STATED PROBLEM: Everything in the data should be repeated exactly, save for the images.

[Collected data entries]
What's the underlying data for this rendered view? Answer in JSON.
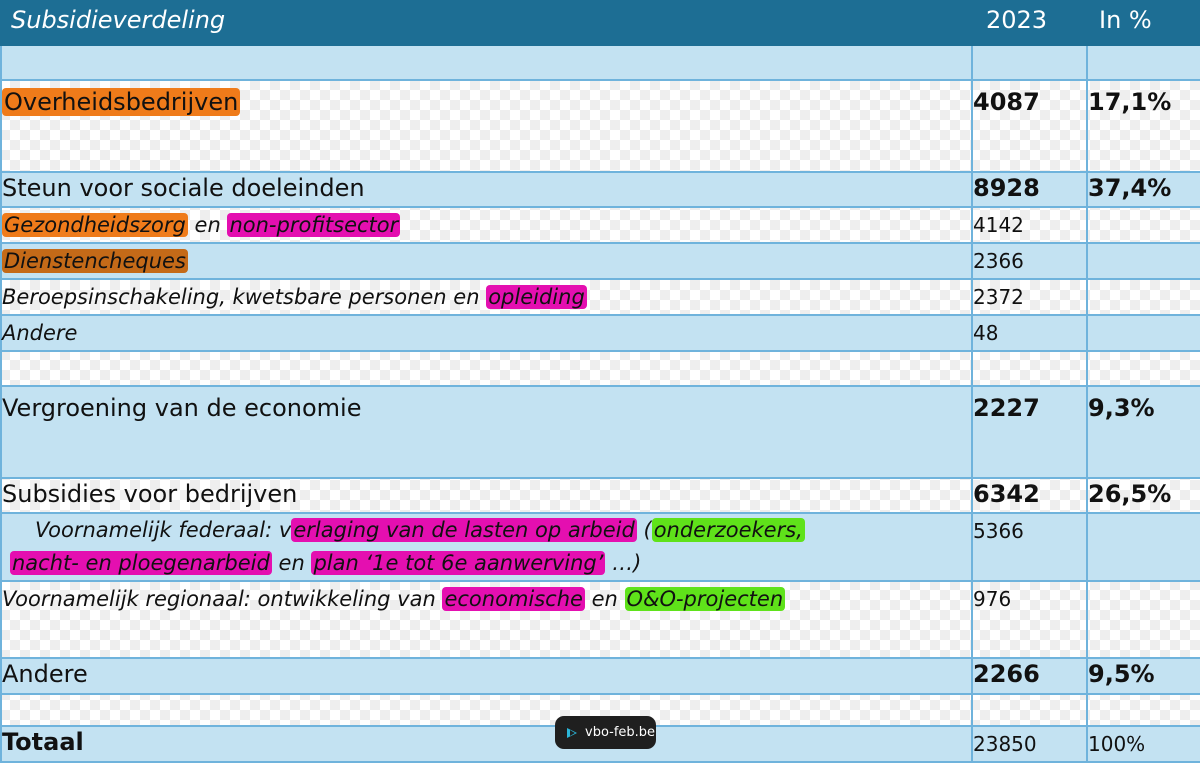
{
  "header": {
    "title": "Subsidieverdeling",
    "year": "2023",
    "percent": "In %"
  },
  "sections": {
    "overheid": {
      "label": "Overheidsbedrijven",
      "value": "4087",
      "percent": "17,1%"
    },
    "sociaal": {
      "label": "Steun voor sociale doeleinden",
      "value": "8928",
      "percent": "37,4%",
      "items": [
        {
          "part1": "Gezondheidszorg",
          "part2": " en ",
          "part3": "non-profitsector",
          "value": "4142"
        },
        {
          "label": "Dienstencheques",
          "value": "2366"
        },
        {
          "part1": "Beroepsinschakeling, kwetsbare personen en ",
          "part2": "opleiding",
          "value": "2372"
        },
        {
          "label": "Andere",
          "value": "48"
        }
      ]
    },
    "vergroening": {
      "label": "Vergroening van de economie",
      "value": "2227",
      "percent": "9,3%"
    },
    "bedrijven": {
      "label": "Subsidies voor bedrijven",
      "value": "6342",
      "percent": "26,5%",
      "federaal": {
        "p1": "Voornamelijk federaal: v",
        "p2": "erlaging van de lasten op arbeid",
        "p3": " (",
        "p4": "onderzoekers,",
        "p5": "nacht- en ploegenarbeid",
        "p6": " en ",
        "p7": "plan ‘1e tot 6e aanwerving’",
        "p8": " …)",
        "value": "5366"
      },
      "regionaal": {
        "p1": "Voornamelijk regionaal: ontwikkeling van ",
        "p2": "economische",
        "p3": " en ",
        "p4": "O&O-projecten",
        "value": "976"
      }
    },
    "andere": {
      "label": "Andere",
      "value": "2266",
      "percent": "9,5%"
    },
    "totaal": {
      "label": "Totaal",
      "value": "23850",
      "percent": "100%"
    }
  },
  "watermark": {
    "text": "vbo-feb.be"
  },
  "colors": {
    "header": "#1d6e94",
    "row_blue": "#c3e2f2",
    "border": "#6fb3dc",
    "highlight_orange": "#ef7b1a",
    "highlight_brown": "#c46a18",
    "highlight_pink": "#e40fb0",
    "highlight_green": "#5fe21a"
  }
}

COMPLETED EXERCISE:
What's the underlying data for this rendered view? Answer in JSON.
{
  "header": {
    "title": "Subsidieverdeling",
    "year": "2023",
    "percent": "In %"
  },
  "sections": {
    "overheid": {
      "label": "Overheidsbedrijven",
      "value": "4087",
      "percent": "17,1%"
    },
    "sociaal": {
      "label": "Steun voor sociale doeleinden",
      "value": "8928",
      "percent": "37,4%",
      "items": [
        {
          "part1": "Gezondheidszorg",
          "part2": " en ",
          "part3": "non-profitsector",
          "value": "4142"
        },
        {
          "label": "Dienstencheques",
          "value": "2366"
        },
        {
          "part1": "Beroepsinschakeling, kwetsbare personen en ",
          "part2": "opleiding",
          "value": "2372"
        },
        {
          "label": "Andere",
          "value": "48"
        }
      ]
    },
    "vergroening": {
      "label": "Vergroening van de economie",
      "value": "2227",
      "percent": "9,3%"
    },
    "bedrijven": {
      "label": "Subsidies voor bedrijven",
      "value": "6342",
      "percent": "26,5%",
      "federaal": {
        "p1": "Voornamelijk federaal: v",
        "p2": "erlaging van de lasten op arbeid",
        "p3": " (",
        "p4": "onderzoekers,",
        "p5": "nacht- en ploegenarbeid",
        "p6": " en ",
        "p7": "plan ‘1e tot 6e aanwerving’",
        "p8": " …)",
        "value": "5366"
      },
      "regionaal": {
        "p1": "Voornamelijk regionaal: ontwikkeling van ",
        "p2": "economische",
        "p3": " en ",
        "p4": "O&O-projecten",
        "value": "976"
      }
    },
    "andere": {
      "label": "Andere",
      "value": "2266",
      "percent": "9,5%"
    },
    "totaal": {
      "label": "Totaal",
      "value": "23850",
      "percent": "100%"
    }
  },
  "watermark": {
    "text": "vbo-feb.be"
  },
  "colors": {
    "header": "#1d6e94",
    "row_blue": "#c3e2f2",
    "border": "#6fb3dc",
    "highlight_orange": "#ef7b1a",
    "highlight_brown": "#c46a18",
    "highlight_pink": "#e40fb0",
    "highlight_green": "#5fe21a"
  }
}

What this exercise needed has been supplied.